- [Written instruction]: Would you copy only the lines below, from the one containing "Decode this image" through the very last one, leaving the pictures out?

- [Source records]:
-- Begin --

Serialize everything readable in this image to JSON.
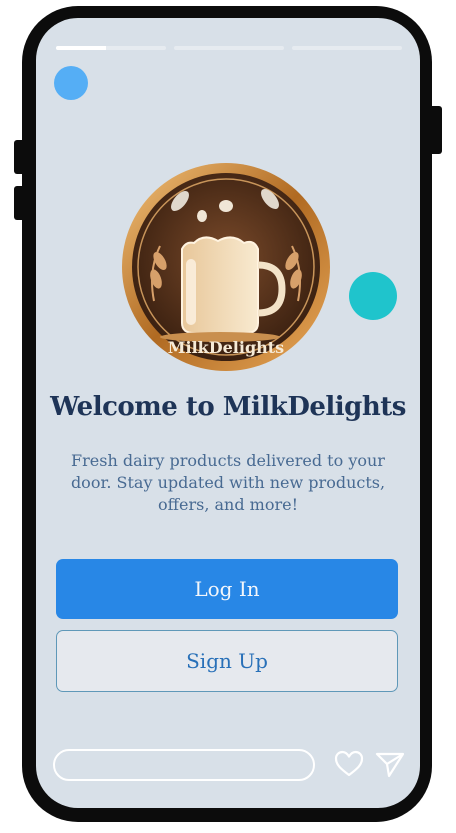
{
  "story": {
    "segments": [
      {
        "progress": 0.45
      },
      {
        "progress": 0
      },
      {
        "progress": 0
      }
    ]
  },
  "logo": {
    "brand_text": "MilkDelights"
  },
  "welcome": {
    "title": "Welcome to MilkDelights",
    "description": "Fresh dairy products delivered to your door. Stay updated with new products, offers, and more!"
  },
  "actions": {
    "login_label": "Log In",
    "signup_label": "Sign Up"
  },
  "footer": {
    "icons": [
      "heart-icon",
      "send-icon"
    ]
  },
  "colors": {
    "background": "#d8e0e8",
    "primary": "#2887e6",
    "title": "#1e3457",
    "teal_accent": "#1fc4cc",
    "avatar": "#55aef5"
  }
}
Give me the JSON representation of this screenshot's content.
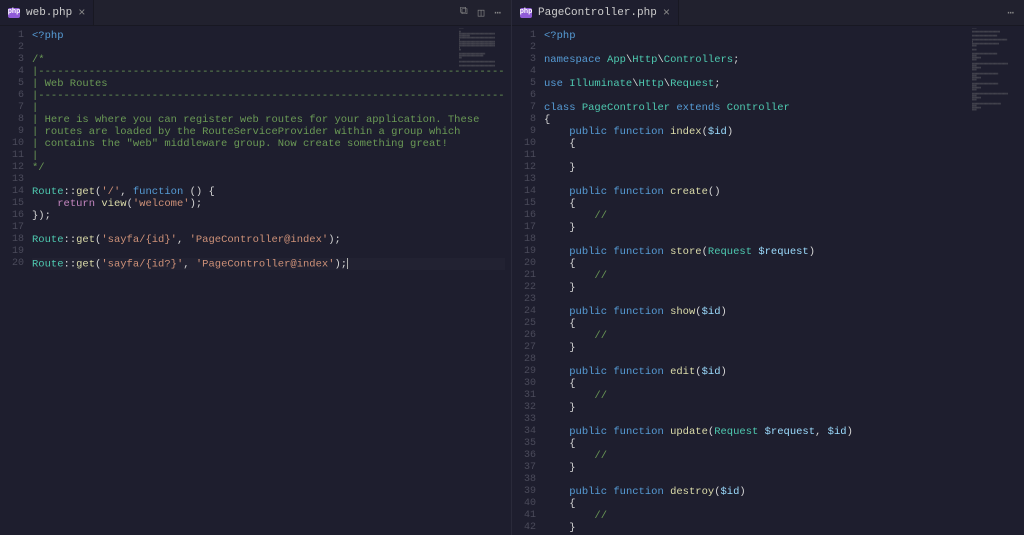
{
  "left": {
    "tab": {
      "icon_text": "php",
      "name": "web.php"
    },
    "actions": {
      "icon1_title": "open-changes",
      "icon2_title": "split",
      "icon3_title": "more"
    },
    "lines": [
      [
        {
          "cls": "k",
          "t": "<?php"
        }
      ],
      [],
      [
        {
          "cls": "c",
          "t": "/*"
        }
      ],
      [
        {
          "cls": "c",
          "t": "|--------------------------------------------------------------------------"
        }
      ],
      [
        {
          "cls": "c",
          "t": "| Web Routes"
        }
      ],
      [
        {
          "cls": "c",
          "t": "|--------------------------------------------------------------------------"
        }
      ],
      [
        {
          "cls": "c",
          "t": "|"
        }
      ],
      [
        {
          "cls": "c",
          "t": "| Here is where you can register web routes for your application. These"
        }
      ],
      [
        {
          "cls": "c",
          "t": "| routes are loaded by the RouteServiceProvider within a group which"
        }
      ],
      [
        {
          "cls": "c",
          "t": "| contains the \"web\" middleware group. Now create something great!"
        }
      ],
      [
        {
          "cls": "c",
          "t": "|"
        }
      ],
      [
        {
          "cls": "c",
          "t": "*/"
        }
      ],
      [],
      [
        {
          "cls": "t",
          "t": "Route"
        },
        {
          "cls": "p",
          "t": "::"
        },
        {
          "cls": "fn",
          "t": "get"
        },
        {
          "cls": "p",
          "t": "("
        },
        {
          "cls": "s",
          "t": "'/'"
        },
        {
          "cls": "p",
          "t": ", "
        },
        {
          "cls": "k",
          "t": "function"
        },
        {
          "cls": "p",
          "t": " () {"
        }
      ],
      [
        {
          "cls": "p",
          "t": "    "
        },
        {
          "cls": "kw",
          "t": "return"
        },
        {
          "cls": "p",
          "t": " "
        },
        {
          "cls": "fn",
          "t": "view"
        },
        {
          "cls": "p",
          "t": "("
        },
        {
          "cls": "s",
          "t": "'welcome'"
        },
        {
          "cls": "p",
          "t": ");"
        }
      ],
      [
        {
          "cls": "p",
          "t": "});"
        }
      ],
      [],
      [
        {
          "cls": "t",
          "t": "Route"
        },
        {
          "cls": "p",
          "t": "::"
        },
        {
          "cls": "fn",
          "t": "get"
        },
        {
          "cls": "p",
          "t": "("
        },
        {
          "cls": "s",
          "t": "'sayfa/{id}'"
        },
        {
          "cls": "p",
          "t": ", "
        },
        {
          "cls": "s",
          "t": "'PageController@index'"
        },
        {
          "cls": "p",
          "t": ");"
        }
      ],
      [],
      [
        {
          "cls": "t",
          "t": "Route"
        },
        {
          "cls": "p",
          "t": "::"
        },
        {
          "cls": "fn",
          "t": "get"
        },
        {
          "cls": "p",
          "t": "("
        },
        {
          "cls": "s",
          "t": "'sayfa/{id?}'"
        },
        {
          "cls": "p",
          "t": ", "
        },
        {
          "cls": "s",
          "t": "'PageController@index'"
        },
        {
          "cls": "p",
          "t": ");"
        }
      ]
    ],
    "cursor_line": 20
  },
  "right": {
    "tab": {
      "icon_text": "php",
      "name": "PageController.php"
    },
    "lines": [
      [
        {
          "cls": "k",
          "t": "<?php"
        }
      ],
      [],
      [
        {
          "cls": "k",
          "t": "namespace"
        },
        {
          "cls": "p",
          "t": " "
        },
        {
          "cls": "t",
          "t": "App"
        },
        {
          "cls": "p",
          "t": "\\"
        },
        {
          "cls": "t",
          "t": "Http"
        },
        {
          "cls": "p",
          "t": "\\"
        },
        {
          "cls": "t",
          "t": "Controllers"
        },
        {
          "cls": "p",
          "t": ";"
        }
      ],
      [],
      [
        {
          "cls": "k",
          "t": "use"
        },
        {
          "cls": "p",
          "t": " "
        },
        {
          "cls": "t",
          "t": "Illuminate"
        },
        {
          "cls": "p",
          "t": "\\"
        },
        {
          "cls": "t",
          "t": "Http"
        },
        {
          "cls": "p",
          "t": "\\"
        },
        {
          "cls": "t",
          "t": "Request"
        },
        {
          "cls": "p",
          "t": ";"
        }
      ],
      [],
      [
        {
          "cls": "k",
          "t": "class"
        },
        {
          "cls": "p",
          "t": " "
        },
        {
          "cls": "t",
          "t": "PageController"
        },
        {
          "cls": "p",
          "t": " "
        },
        {
          "cls": "k",
          "t": "extends"
        },
        {
          "cls": "p",
          "t": " "
        },
        {
          "cls": "t",
          "t": "Controller"
        }
      ],
      [
        {
          "cls": "p",
          "t": "{"
        }
      ],
      [
        {
          "cls": "p",
          "t": "    "
        },
        {
          "cls": "k",
          "t": "public"
        },
        {
          "cls": "p",
          "t": " "
        },
        {
          "cls": "k",
          "t": "function"
        },
        {
          "cls": "p",
          "t": " "
        },
        {
          "cls": "fn",
          "t": "index"
        },
        {
          "cls": "p",
          "t": "("
        },
        {
          "cls": "v",
          "t": "$id"
        },
        {
          "cls": "p",
          "t": ")"
        }
      ],
      [
        {
          "cls": "p",
          "t": "    {"
        }
      ],
      [],
      [
        {
          "cls": "p",
          "t": "    }"
        }
      ],
      [],
      [
        {
          "cls": "p",
          "t": "    "
        },
        {
          "cls": "k",
          "t": "public"
        },
        {
          "cls": "p",
          "t": " "
        },
        {
          "cls": "k",
          "t": "function"
        },
        {
          "cls": "p",
          "t": " "
        },
        {
          "cls": "fn",
          "t": "create"
        },
        {
          "cls": "p",
          "t": "()"
        }
      ],
      [
        {
          "cls": "p",
          "t": "    {"
        }
      ],
      [
        {
          "cls": "p",
          "t": "        "
        },
        {
          "cls": "c",
          "t": "//"
        }
      ],
      [
        {
          "cls": "p",
          "t": "    }"
        }
      ],
      [],
      [
        {
          "cls": "p",
          "t": "    "
        },
        {
          "cls": "k",
          "t": "public"
        },
        {
          "cls": "p",
          "t": " "
        },
        {
          "cls": "k",
          "t": "function"
        },
        {
          "cls": "p",
          "t": " "
        },
        {
          "cls": "fn",
          "t": "store"
        },
        {
          "cls": "p",
          "t": "("
        },
        {
          "cls": "t",
          "t": "Request"
        },
        {
          "cls": "p",
          "t": " "
        },
        {
          "cls": "v",
          "t": "$request"
        },
        {
          "cls": "p",
          "t": ")"
        }
      ],
      [
        {
          "cls": "p",
          "t": "    {"
        }
      ],
      [
        {
          "cls": "p",
          "t": "        "
        },
        {
          "cls": "c",
          "t": "//"
        }
      ],
      [
        {
          "cls": "p",
          "t": "    }"
        }
      ],
      [],
      [
        {
          "cls": "p",
          "t": "    "
        },
        {
          "cls": "k",
          "t": "public"
        },
        {
          "cls": "p",
          "t": " "
        },
        {
          "cls": "k",
          "t": "function"
        },
        {
          "cls": "p",
          "t": " "
        },
        {
          "cls": "fn",
          "t": "show"
        },
        {
          "cls": "p",
          "t": "("
        },
        {
          "cls": "v",
          "t": "$id"
        },
        {
          "cls": "p",
          "t": ")"
        }
      ],
      [
        {
          "cls": "p",
          "t": "    {"
        }
      ],
      [
        {
          "cls": "p",
          "t": "        "
        },
        {
          "cls": "c",
          "t": "//"
        }
      ],
      [
        {
          "cls": "p",
          "t": "    }"
        }
      ],
      [],
      [
        {
          "cls": "p",
          "t": "    "
        },
        {
          "cls": "k",
          "t": "public"
        },
        {
          "cls": "p",
          "t": " "
        },
        {
          "cls": "k",
          "t": "function"
        },
        {
          "cls": "p",
          "t": " "
        },
        {
          "cls": "fn",
          "t": "edit"
        },
        {
          "cls": "p",
          "t": "("
        },
        {
          "cls": "v",
          "t": "$id"
        },
        {
          "cls": "p",
          "t": ")"
        }
      ],
      [
        {
          "cls": "p",
          "t": "    {"
        }
      ],
      [
        {
          "cls": "p",
          "t": "        "
        },
        {
          "cls": "c",
          "t": "//"
        }
      ],
      [
        {
          "cls": "p",
          "t": "    }"
        }
      ],
      [],
      [
        {
          "cls": "p",
          "t": "    "
        },
        {
          "cls": "k",
          "t": "public"
        },
        {
          "cls": "p",
          "t": " "
        },
        {
          "cls": "k",
          "t": "function"
        },
        {
          "cls": "p",
          "t": " "
        },
        {
          "cls": "fn",
          "t": "update"
        },
        {
          "cls": "p",
          "t": "("
        },
        {
          "cls": "t",
          "t": "Request"
        },
        {
          "cls": "p",
          "t": " "
        },
        {
          "cls": "v",
          "t": "$request"
        },
        {
          "cls": "p",
          "t": ", "
        },
        {
          "cls": "v",
          "t": "$id"
        },
        {
          "cls": "p",
          "t": ")"
        }
      ],
      [
        {
          "cls": "p",
          "t": "    {"
        }
      ],
      [
        {
          "cls": "p",
          "t": "        "
        },
        {
          "cls": "c",
          "t": "//"
        }
      ],
      [
        {
          "cls": "p",
          "t": "    }"
        }
      ],
      [],
      [
        {
          "cls": "p",
          "t": "    "
        },
        {
          "cls": "k",
          "t": "public"
        },
        {
          "cls": "p",
          "t": " "
        },
        {
          "cls": "k",
          "t": "function"
        },
        {
          "cls": "p",
          "t": " "
        },
        {
          "cls": "fn",
          "t": "destroy"
        },
        {
          "cls": "p",
          "t": "("
        },
        {
          "cls": "v",
          "t": "$id"
        },
        {
          "cls": "p",
          "t": ")"
        }
      ],
      [
        {
          "cls": "p",
          "t": "    {"
        }
      ],
      [
        {
          "cls": "p",
          "t": "        "
        },
        {
          "cls": "c",
          "t": "//"
        }
      ],
      [
        {
          "cls": "p",
          "t": "    }"
        }
      ]
    ]
  }
}
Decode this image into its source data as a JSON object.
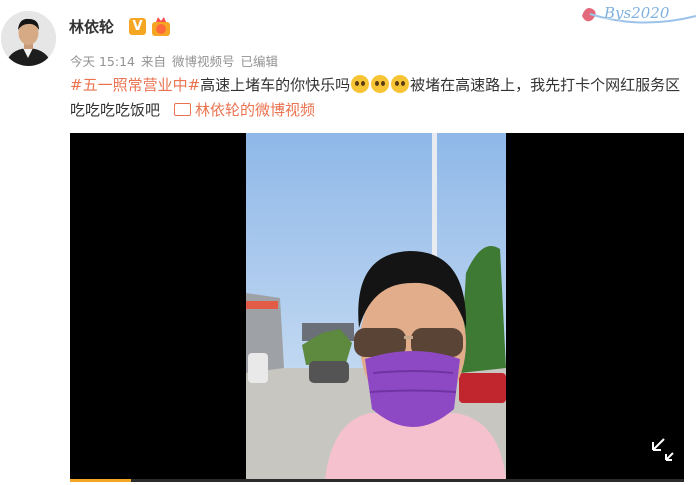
{
  "post": {
    "author": "林依轮",
    "verified_badge": "V",
    "meta": [
      "今天 15:14",
      "来自",
      "微博视频号",
      "已编辑"
    ],
    "hashtag": "#五一照常营业中#",
    "text_part1": "高速上堵车的你快乐吗",
    "text_part2": "被堵在高速路上，我先打卡个网红服务区吃吃吃吃饭吧",
    "video_link": "林依轮的微博视频"
  },
  "watermark": "Bys2020",
  "video": {
    "progress_percent": 10
  },
  "icons": [
    "avatar",
    "verified-icon",
    "medal-icon",
    "crying-emoji-icon",
    "video-link-icon",
    "fullscreen-icon"
  ],
  "colors": {
    "link": "#eb7350",
    "badge": "#f5a623",
    "meta": "#939393",
    "player_bg": "#000000"
  }
}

-- End --

- [Solved problem]:
Decode this image into its source data as a JSON object.
{
  "post": {
    "author": "林依轮",
    "verified_badge": "V",
    "meta": [
      "今天 15:14",
      "来自",
      "微博视频号",
      "已编辑"
    ],
    "hashtag": "#五一照常营业中#",
    "text_part1": "高速上堵车的你快乐吗",
    "text_part2": "被堵在高速路上，我先打卡个网红服务区吃吃吃吃饭吧",
    "video_link": "林依轮的微博视频"
  },
  "watermark": "Bys2020",
  "video": {
    "progress_percent": 10
  },
  "icons": [
    "avatar",
    "verified-icon",
    "medal-icon",
    "crying-emoji-icon",
    "video-link-icon",
    "fullscreen-icon"
  ],
  "colors": {
    "link": "#eb7350",
    "badge": "#f5a623",
    "meta": "#939393",
    "player_bg": "#000000"
  }
}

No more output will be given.